### [EXCERPTED PASSAGE]
"""

WITHDRAWAL TO WHERE?
To make the Peres-Arafat formula work in practice, Israel must halt its
attacks upon the Palestinians, withdraw from positions occupied during the
uprising, lift the siege imposed upon Palestinian population centers and
restrain the state-sponsored vigilantism of Jewish settlers.
During the past several weeks, Israeli artillery bombardments have become a
nightly phenomenon from Rafah on the Gaza-Egyptian border to Jenin in the
extreme north of the West Bank. Heavy caliber machine guns mounted on tanks
and helicopter gunships, tank shells, LAW and TOW missiles and more recently
mortar fire have destroyed or damaged numerous civilian homes, though
casualties from such attacks have thus far been comparatively light. The use
of such massive firepower against Palestinian population centers in response
to generally ineffective small arms fire--and sometimes without
provocation--has terrorized and enraged Palestinians. Palestinians will see
the further use of such tactics, in any location and for whatever reason, as
an irreparable breach of the agreements.
An Israeli withdrawal of tanks and armored vehicles from positions occupied
during the crisis will do nothing to restore calm. While Israeli
spokespersons often correctly state that the IDF has not physically invaded
Area A (territory under full Palestinian control), the new fortified
positions nevertheless sit on the edges of or just within Palestinian
cities, in zones retaining the status of Area B (joint control) or C (full
Israeli control). Palestinians care little if these zones are designated as
A or Z, and insist that the Israeli military be removed from their cities
entirely. Since the majority of Palestinian casualties have occurred at the
locations the IDF currently occupies, only a full withdrawal of all Israeli
forces to the positions held prior to September 28 can make a difference.
SIEGES AND SETTLERS
The siege imposed by Israel upon the Palestinian territories operates on a
number of different levels: sealing the border between the West Bank, Gaza
Strip and Israel; sealing the border between the West Bank and Jordan, and
between the Gaza Strip and Egypt; closing Gaza International Airport;
sealing the main intersections within the West Bank and Gaza Strip,
preventing free movement of persons and goods between various Palestinian
districts; sealing individual population centers off from the outside world
by blocking all access roads; and imposing a round-the-clock curfew on
population centers located in Areas B and C. In the Israeli-ruled heart of
Hebron, H2, the 40,000 Palestinian residents have been confined to their
homes 24 hours a day since the start of the uprising. In the village of
Hawara outside Nablus, residents have been so confined since early October.

"""

### [GIVEN RECORDS]

"""

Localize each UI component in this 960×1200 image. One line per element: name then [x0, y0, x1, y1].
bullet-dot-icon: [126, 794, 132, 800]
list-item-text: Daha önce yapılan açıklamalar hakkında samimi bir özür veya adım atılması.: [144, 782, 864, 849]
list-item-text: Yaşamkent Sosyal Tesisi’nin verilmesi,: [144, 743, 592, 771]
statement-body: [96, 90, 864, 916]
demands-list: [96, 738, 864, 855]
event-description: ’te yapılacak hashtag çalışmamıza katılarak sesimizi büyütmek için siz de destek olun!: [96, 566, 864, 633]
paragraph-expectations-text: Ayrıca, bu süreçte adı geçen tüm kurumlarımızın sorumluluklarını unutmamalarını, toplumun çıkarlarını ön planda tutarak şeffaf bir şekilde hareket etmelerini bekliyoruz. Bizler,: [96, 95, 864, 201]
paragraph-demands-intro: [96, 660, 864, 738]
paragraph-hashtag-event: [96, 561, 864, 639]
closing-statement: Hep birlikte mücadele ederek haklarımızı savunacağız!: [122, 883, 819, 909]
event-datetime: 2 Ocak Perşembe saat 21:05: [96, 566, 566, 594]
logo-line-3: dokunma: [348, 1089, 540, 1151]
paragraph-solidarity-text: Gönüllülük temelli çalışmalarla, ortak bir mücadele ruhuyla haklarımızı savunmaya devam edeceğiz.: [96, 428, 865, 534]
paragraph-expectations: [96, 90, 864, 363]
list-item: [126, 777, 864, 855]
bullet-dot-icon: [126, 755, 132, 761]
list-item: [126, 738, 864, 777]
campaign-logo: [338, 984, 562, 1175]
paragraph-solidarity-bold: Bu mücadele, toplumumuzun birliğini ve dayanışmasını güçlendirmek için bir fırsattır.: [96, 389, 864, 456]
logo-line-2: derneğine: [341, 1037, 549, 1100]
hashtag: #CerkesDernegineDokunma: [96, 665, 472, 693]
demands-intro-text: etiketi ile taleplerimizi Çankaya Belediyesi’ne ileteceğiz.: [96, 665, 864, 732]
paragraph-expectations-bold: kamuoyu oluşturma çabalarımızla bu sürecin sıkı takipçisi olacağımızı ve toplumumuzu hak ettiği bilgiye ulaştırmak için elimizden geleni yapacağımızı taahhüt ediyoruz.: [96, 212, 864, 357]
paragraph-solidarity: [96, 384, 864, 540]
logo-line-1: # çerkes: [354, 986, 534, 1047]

"""

### [PROBLEM]
Extend the passage on the Peres-Arafat formula and the Israeli siege of Palestinian areas, picking up after its final sentence.

### [WRITTEN ANSWER]
Israel is likely to gradually lift many of these restrictions in the coming
days, but not all. Further, on the eve of the uprising, Palestinians were
already subjected to a regime of restrictions and permits which far exceeded
anything imposed during the worst periods of the 1987-1993 intifada. This
"normal" closure will continue. Anger at the endless maze of restrictions on
the movement of goods and persons helped fuel the protests of the past five
weeks.
Attacks on Palestinians by Jewish settlers have escalated significantly, at
the height of the olive-harvesting season central to the Palestinian
economy. Such attacks--ranging from uprooting trees to indiscriminate firing
into residential areas to abduction and murder of villagers--are considered
a form of state-sponsored terror by Palestinians not only because the
settlers are armed by the state but also because the attacks are often
perpetrated under the protection of military escorts. Despite IDF demands
that the PA halt Palestinian demonstrations, Palestinians have reason to
doubt that the military will actively prevent further settler violence. The
prospect of genuine settler vigilantism is also real.
THE PALESTINIAN AUTHORITY'S TALL ORDER
Televised scenes of Palestinian security personnel using force to prevent
youths from approaching Israeli positions disprove the theory that
Palestinian demonstrators are automatons turned on and off with the flick of
a switch by Yasser Arafat. Such scenes should similarly disabuse viewers of
the notion that the PA encourages Palestinian mothers to "sacrifice their
children" to embarrass Israel on CNN. Over a quarter of the 150 dead and
several thousand wounded Palestinians have been children.
The Peres-Arafat agreement calls upon Arafat to abort a mass uprising only
partially of his making, one which he has controlled largely through minimal
interference in its development, and led by representing the aspirations for
which it stands. Even if Israel were to fully implement its own commitments,
this is a tall order.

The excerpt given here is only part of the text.